### [CHALLENGE]
Extract every line that includes the string "available".

[Stored data entries]
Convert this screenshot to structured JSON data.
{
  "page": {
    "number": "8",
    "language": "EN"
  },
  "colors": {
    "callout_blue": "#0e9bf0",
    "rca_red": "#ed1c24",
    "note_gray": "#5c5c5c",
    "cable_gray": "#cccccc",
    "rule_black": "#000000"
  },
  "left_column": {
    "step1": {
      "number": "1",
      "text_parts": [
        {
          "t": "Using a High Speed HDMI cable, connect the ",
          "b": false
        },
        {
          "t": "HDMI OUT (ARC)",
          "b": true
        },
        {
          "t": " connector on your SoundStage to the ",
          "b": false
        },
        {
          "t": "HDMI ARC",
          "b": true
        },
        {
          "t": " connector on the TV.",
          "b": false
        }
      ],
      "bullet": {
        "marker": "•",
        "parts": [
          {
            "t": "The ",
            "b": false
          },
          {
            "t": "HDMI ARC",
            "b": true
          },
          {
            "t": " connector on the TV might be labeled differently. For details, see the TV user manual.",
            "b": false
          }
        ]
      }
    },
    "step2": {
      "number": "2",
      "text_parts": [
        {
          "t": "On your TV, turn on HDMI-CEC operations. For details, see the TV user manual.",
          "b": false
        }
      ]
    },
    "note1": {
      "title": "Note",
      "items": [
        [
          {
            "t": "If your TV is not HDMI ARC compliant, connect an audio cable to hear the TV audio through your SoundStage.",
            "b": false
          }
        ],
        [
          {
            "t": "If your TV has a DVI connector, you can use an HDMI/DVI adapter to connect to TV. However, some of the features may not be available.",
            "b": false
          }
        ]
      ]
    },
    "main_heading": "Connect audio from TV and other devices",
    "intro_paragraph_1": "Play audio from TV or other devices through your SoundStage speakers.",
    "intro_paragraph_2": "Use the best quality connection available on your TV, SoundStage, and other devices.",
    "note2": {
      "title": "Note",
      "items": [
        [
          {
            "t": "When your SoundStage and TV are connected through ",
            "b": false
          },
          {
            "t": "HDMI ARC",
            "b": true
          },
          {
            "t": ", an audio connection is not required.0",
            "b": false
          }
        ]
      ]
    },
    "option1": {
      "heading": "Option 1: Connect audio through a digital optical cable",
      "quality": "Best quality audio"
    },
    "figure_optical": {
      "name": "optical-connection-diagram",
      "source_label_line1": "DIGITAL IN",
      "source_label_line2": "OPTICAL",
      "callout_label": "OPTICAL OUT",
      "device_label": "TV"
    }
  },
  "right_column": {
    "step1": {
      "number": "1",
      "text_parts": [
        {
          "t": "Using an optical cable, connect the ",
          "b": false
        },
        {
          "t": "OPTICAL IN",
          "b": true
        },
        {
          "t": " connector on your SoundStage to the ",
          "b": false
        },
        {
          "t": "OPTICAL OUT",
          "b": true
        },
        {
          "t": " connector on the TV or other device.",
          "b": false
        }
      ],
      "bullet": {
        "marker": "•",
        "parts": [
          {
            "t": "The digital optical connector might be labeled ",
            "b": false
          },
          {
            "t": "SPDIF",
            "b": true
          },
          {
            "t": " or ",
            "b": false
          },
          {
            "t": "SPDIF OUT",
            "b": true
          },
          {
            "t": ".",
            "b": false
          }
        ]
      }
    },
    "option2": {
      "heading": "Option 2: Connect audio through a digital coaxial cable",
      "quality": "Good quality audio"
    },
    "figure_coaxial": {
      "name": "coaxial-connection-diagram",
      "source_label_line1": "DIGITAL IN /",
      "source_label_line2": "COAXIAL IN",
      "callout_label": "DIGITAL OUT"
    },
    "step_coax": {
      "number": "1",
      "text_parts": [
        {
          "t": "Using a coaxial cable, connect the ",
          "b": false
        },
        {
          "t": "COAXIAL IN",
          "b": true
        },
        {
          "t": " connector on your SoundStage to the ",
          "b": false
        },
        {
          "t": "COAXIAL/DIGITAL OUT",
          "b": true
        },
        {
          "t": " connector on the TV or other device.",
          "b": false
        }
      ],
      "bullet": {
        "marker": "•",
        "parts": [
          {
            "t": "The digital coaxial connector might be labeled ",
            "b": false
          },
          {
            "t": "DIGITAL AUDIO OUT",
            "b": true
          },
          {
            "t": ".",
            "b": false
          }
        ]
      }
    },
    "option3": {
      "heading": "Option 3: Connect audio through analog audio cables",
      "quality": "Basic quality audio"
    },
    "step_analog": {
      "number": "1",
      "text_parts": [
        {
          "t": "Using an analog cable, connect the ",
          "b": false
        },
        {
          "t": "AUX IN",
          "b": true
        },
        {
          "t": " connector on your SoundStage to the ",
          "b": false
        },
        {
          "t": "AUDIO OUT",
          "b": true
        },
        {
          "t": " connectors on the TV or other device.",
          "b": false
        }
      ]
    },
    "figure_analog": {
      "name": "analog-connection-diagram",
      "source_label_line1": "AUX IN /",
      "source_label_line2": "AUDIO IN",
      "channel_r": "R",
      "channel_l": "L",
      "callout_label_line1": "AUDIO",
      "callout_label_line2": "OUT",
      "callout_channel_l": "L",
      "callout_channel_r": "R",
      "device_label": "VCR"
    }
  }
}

* * *

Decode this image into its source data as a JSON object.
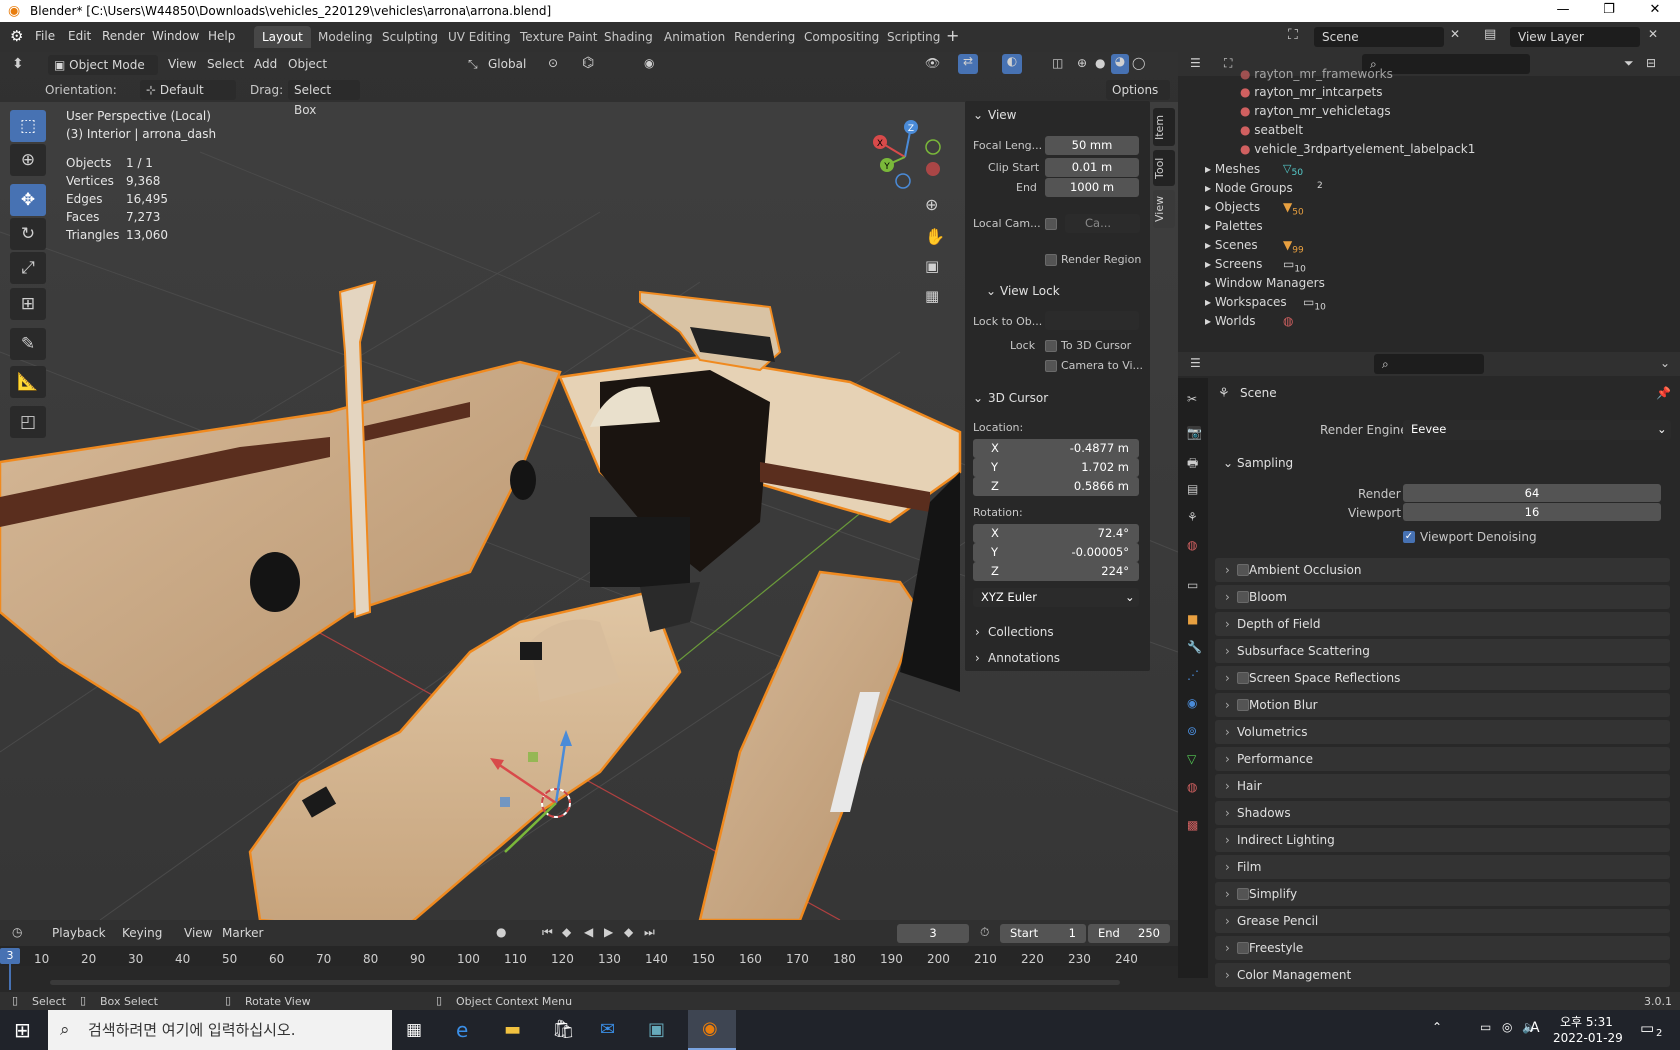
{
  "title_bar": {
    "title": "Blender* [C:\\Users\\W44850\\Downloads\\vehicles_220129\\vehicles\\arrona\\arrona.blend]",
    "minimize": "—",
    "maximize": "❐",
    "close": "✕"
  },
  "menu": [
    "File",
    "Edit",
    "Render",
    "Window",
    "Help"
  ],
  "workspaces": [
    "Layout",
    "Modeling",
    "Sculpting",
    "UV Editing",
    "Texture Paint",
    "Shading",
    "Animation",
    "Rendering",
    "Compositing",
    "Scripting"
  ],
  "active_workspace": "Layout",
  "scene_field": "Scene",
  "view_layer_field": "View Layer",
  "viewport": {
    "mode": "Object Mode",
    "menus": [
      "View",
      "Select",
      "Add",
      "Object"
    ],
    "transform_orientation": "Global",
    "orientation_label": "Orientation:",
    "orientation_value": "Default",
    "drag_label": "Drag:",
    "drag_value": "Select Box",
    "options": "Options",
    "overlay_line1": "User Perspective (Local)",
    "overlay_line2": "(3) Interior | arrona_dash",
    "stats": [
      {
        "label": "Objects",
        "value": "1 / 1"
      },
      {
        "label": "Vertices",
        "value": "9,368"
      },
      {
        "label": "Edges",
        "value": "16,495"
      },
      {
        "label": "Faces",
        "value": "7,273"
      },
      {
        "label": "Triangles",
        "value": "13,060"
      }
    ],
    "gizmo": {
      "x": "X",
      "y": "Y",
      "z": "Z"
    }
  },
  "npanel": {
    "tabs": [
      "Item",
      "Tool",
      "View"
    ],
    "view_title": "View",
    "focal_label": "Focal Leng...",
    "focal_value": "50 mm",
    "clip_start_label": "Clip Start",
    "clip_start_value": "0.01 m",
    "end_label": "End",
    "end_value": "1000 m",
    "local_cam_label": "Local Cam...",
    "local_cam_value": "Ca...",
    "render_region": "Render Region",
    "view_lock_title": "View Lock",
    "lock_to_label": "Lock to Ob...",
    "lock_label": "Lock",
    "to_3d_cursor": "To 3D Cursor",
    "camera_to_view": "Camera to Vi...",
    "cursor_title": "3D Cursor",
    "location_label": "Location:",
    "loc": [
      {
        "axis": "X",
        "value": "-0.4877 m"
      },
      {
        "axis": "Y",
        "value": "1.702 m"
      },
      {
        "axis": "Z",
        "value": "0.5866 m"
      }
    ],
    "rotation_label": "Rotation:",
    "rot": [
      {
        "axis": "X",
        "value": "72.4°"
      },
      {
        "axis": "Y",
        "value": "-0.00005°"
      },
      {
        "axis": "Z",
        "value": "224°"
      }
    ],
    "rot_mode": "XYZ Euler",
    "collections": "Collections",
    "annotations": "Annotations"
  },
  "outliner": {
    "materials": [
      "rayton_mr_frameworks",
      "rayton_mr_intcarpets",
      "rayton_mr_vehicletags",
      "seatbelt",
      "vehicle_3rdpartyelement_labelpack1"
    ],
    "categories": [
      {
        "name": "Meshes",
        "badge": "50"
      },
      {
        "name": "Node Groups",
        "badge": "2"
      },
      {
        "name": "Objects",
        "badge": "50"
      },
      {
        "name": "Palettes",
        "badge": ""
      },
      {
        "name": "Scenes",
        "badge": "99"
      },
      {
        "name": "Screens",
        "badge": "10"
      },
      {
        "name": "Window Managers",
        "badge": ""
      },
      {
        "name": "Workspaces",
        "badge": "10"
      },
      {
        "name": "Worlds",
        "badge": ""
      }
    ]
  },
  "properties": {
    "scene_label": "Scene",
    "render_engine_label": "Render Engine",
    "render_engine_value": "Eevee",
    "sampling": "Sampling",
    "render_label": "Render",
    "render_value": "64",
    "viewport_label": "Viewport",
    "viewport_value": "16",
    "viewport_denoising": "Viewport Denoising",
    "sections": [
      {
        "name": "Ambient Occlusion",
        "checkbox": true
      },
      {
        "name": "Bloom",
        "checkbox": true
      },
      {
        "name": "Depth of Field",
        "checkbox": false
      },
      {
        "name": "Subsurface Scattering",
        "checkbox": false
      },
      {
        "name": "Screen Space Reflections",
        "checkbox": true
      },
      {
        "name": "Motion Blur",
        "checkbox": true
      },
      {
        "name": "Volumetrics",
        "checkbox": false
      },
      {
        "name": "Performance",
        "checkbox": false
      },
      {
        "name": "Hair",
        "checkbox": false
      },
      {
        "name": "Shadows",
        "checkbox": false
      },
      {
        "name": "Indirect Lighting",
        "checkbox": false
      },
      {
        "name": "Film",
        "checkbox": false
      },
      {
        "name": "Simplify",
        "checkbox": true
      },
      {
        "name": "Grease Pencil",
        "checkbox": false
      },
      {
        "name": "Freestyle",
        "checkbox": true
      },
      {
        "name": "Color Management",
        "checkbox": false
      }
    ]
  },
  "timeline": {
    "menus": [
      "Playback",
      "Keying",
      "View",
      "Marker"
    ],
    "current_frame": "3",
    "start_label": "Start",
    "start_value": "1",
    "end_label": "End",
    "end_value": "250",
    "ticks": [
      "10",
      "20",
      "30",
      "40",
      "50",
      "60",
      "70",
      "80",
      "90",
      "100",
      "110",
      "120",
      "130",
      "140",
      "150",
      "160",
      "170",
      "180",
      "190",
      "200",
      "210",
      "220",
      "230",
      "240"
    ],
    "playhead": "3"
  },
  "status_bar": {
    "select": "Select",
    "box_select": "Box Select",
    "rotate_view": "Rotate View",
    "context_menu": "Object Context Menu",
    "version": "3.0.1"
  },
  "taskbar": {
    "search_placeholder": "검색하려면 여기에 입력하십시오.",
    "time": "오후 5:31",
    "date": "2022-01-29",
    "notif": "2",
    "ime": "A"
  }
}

### [SOLUTION TO THIS EXERCISE]
            "t": "If your TV has a DVI connector, you can use an HDMI/DVI adapter to connect to TV. However, some of the features may not be available.",
    "intro_paragraph_2": "Use the best quality connection available on your TV, SoundStage, and other devices.",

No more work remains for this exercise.